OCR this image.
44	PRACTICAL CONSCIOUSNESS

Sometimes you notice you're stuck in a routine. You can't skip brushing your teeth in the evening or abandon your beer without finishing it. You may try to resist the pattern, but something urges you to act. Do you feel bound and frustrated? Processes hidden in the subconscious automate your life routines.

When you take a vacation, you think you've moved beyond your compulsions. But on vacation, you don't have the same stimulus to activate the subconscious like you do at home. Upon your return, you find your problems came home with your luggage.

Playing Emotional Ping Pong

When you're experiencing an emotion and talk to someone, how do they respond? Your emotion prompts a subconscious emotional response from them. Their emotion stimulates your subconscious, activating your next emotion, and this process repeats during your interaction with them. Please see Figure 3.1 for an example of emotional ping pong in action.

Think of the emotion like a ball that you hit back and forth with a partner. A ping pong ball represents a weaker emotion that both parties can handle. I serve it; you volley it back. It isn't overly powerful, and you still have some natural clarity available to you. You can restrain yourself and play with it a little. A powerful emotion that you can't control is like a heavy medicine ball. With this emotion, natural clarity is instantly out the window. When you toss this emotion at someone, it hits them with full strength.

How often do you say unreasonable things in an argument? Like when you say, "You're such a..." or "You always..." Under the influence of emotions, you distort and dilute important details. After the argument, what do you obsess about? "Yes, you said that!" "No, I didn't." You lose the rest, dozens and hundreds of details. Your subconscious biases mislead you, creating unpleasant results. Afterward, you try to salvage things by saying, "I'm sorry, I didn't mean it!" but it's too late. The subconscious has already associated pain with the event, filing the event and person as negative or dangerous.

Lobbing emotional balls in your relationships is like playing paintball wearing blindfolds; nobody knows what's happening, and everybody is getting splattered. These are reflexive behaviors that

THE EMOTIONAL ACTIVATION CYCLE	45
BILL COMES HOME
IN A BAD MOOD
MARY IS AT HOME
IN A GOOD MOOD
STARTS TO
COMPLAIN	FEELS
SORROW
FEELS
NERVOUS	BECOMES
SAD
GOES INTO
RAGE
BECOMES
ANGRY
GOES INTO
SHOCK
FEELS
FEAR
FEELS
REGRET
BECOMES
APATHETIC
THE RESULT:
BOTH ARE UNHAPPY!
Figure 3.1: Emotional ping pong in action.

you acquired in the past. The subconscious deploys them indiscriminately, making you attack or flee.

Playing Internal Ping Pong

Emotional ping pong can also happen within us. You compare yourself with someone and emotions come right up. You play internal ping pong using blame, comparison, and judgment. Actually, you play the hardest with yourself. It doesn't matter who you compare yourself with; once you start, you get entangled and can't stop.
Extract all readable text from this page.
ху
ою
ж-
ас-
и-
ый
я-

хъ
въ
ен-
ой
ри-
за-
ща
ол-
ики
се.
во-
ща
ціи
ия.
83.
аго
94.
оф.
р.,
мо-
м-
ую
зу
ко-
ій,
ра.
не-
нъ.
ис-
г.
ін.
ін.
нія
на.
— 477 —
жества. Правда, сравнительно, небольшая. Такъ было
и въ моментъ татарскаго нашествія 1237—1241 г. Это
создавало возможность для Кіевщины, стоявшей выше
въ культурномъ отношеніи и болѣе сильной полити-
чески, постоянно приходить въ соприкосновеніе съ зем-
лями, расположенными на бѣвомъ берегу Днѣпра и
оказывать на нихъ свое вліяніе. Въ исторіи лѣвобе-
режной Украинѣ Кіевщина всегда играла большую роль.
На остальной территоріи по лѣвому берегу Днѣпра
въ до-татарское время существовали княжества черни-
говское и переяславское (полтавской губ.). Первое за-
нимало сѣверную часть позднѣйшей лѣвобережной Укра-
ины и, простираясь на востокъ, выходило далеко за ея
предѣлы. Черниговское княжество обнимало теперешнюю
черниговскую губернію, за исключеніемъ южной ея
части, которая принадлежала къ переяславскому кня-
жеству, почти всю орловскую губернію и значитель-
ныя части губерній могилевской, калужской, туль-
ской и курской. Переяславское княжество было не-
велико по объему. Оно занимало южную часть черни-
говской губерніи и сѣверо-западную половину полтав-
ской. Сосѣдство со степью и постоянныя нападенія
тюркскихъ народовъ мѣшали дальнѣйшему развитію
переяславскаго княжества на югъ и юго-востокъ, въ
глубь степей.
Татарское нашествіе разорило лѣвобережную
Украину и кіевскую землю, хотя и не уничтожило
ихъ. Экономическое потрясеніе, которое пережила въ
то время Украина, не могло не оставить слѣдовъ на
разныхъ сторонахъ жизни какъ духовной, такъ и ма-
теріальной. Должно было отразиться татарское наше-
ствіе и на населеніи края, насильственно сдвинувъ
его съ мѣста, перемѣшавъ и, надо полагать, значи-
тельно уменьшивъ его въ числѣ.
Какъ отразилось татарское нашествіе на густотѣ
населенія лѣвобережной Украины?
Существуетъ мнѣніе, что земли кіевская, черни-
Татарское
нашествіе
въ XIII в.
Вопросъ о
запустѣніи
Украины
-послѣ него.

Written problem
Set down each entry again, unchanged.

Task response
OCR this image.
44	PRACTICAL CONSCIOUSNESS

Sometimes you notice you're stuck in a routine. You can't skip brushing your teeth in the evening or abandon your beer without finishing it. You may try to resist the pattern, but something urges you to act. Do you feel bound and frustrated? Processes hidden in the subconscious automate your life routines.

When you take a vacation, you think you've moved beyond your compulsions. But on vacation, you don't have the same stimulus to activate the subconscious like you do at home. Upon your return, you find your problems came home with your luggage.

Playing Emotional Ping Pong

When you're experiencing an emotion and talk to someone, how do they respond? Your emotion prompts a subconscious emotional response from them. Their emotion stimulates your subconscious, activating your next emotion, and this process repeats during your interaction with them. Please see Figure 3.1 for an example of emotional ping pong in action.

Think of the emotion like a ball that you hit back and forth with a partner. A ping pong ball represents a weaker emotion that both parties can handle. I serve it; you volley it back. It isn't overly powerful, and you still have some natural clarity available to you. You can restrain yourself and play with it a little. A powerful emotion that you can't control is like a heavy medicine ball. With this emotion, natural clarity is instantly out the window. When you toss this emotion at someone, it hits them with full strength.

How often do you say unreasonable things in an argument? Like when you say, "You're such a..." or "You always..." Under the influence of emotions, you distort and dilute important details. After the argument, what do you obsess about? "Yes, you said that!" "No, I didn't." You lose the rest, dozens and hundreds of details. Your subconscious biases mislead you, creating unpleasant results. Afterward, you try to salvage things by saying, "I'm sorry, I didn't mean it!" but it's too late. The subconscious has already associated pain with the event, filing the event and person as negative or dangerous.

Lobbing emotional balls in your relationships is like playing paintball wearing blindfolds; nobody knows what's happening, and everybody is getting splattered. These are reflexive behaviors that

THE EMOTIONAL ACTIVATION CYCLE	45
BILL COMES HOME
IN A BAD MOOD
MARY IS AT HOME
IN A GOOD MOOD
STARTS TO
COMPLAIN	FEELS
SORROW
FEELS
NERVOUS	BECOMES
SAD
GOES INTO
RAGE
BECOMES
ANGRY
GOES INTO
SHOCK
FEELS
FEAR
FEELS
REGRET
BECOMES
APATHETIC
THE RESULT:
BOTH ARE UNHAPPY!
Figure 3.1: Emotional ping pong in action.

you acquired in the past. The subconscious deploys them indiscriminately, making you attack or flee.

Playing Internal Ping Pong

Emotional ping pong can also happen within us. You compare yourself with someone and emotions come right up. You play internal ping pong using blame, comparison, and judgment. Actually, you play the hardest with yourself. It doesn't matter who you compare yourself with; once you start, you get entangled and can't stop.
Extract all readable text from this page.
ху
ою
ж-
ас-
и-
ый
я-

хъ
въ
ен-
ой
ри-
за-
ща
ол-
ики
се.
во-
ща
ціи
ия.
83.
аго
94.
оф.
р.,
мо-
м-
ую
зу
ко-
ій,
ра.
не-
нъ.
ис-
г.
ін.
ін.
нія
на.
— 477 —
жества. Правда, сравнительно, небольшая. Такъ было
и въ моментъ татарскаго нашествія 1237—1241 г. Это
создавало возможность для Кіевщины, стоявшей выше
въ культурномъ отношеніи и болѣе сильной полити-
чески, постоянно приходить въ соприкосновеніе съ зем-
лями, расположенными на бѣвомъ берегу Днѣпра и
оказывать на нихъ свое вліяніе. Въ исторіи лѣвобе-
режной Украинѣ Кіевщина всегда играла большую роль.
На остальной территоріи по лѣвому берегу Днѣпра
въ до-татарское время существовали княжества черни-
говское и переяславское (полтавской губ.). Первое за-
нимало сѣверную часть позднѣйшей лѣвобережной Укра-
ины и, простираясь на востокъ, выходило далеко за ея
предѣлы. Черниговское княжество обнимало теперешнюю
черниговскую губернію, за исключеніемъ южной ея
части, которая принадлежала къ переяславскому кня-
жеству, почти всю орловскую губернію и значитель-
ныя части губерній могилевской, калужской, туль-
ской и курской. Переяславское княжество было не-
велико по объему. Оно занимало южную часть черни-
говской губерніи и сѣверо-западную половину полтав-
ской. Сосѣдство со степью и постоянныя нападенія
тюркскихъ народовъ мѣшали дальнѣйшему развитію
переяславскаго княжества на югъ и юго-востокъ, въ
глубь степей.
Татарское нашествіе разорило лѣвобережную
Украину и кіевскую землю, хотя и не уничтожило
ихъ. Экономическое потрясеніе, которое пережила въ
то время Украина, не могло не оставить слѣдовъ на
разныхъ сторонахъ жизни какъ духовной, такъ и ма-
теріальной. Должно было отразиться татарское наше-
ствіе и на населеніи края, насильственно сдвинувъ
его съ мѣста, перемѣшавъ и, надо полагать, значи-
тельно уменьшивъ его въ числѣ.
Какъ отразилось татарское нашествіе на густотѣ
населенія лѣвобережной Украины?
Существуетъ мнѣніе, что земли кіевская, черни-
Татарское
нашествіе
въ XIII в.
Вопросъ о
запустѣніи
Украины
-послѣ него.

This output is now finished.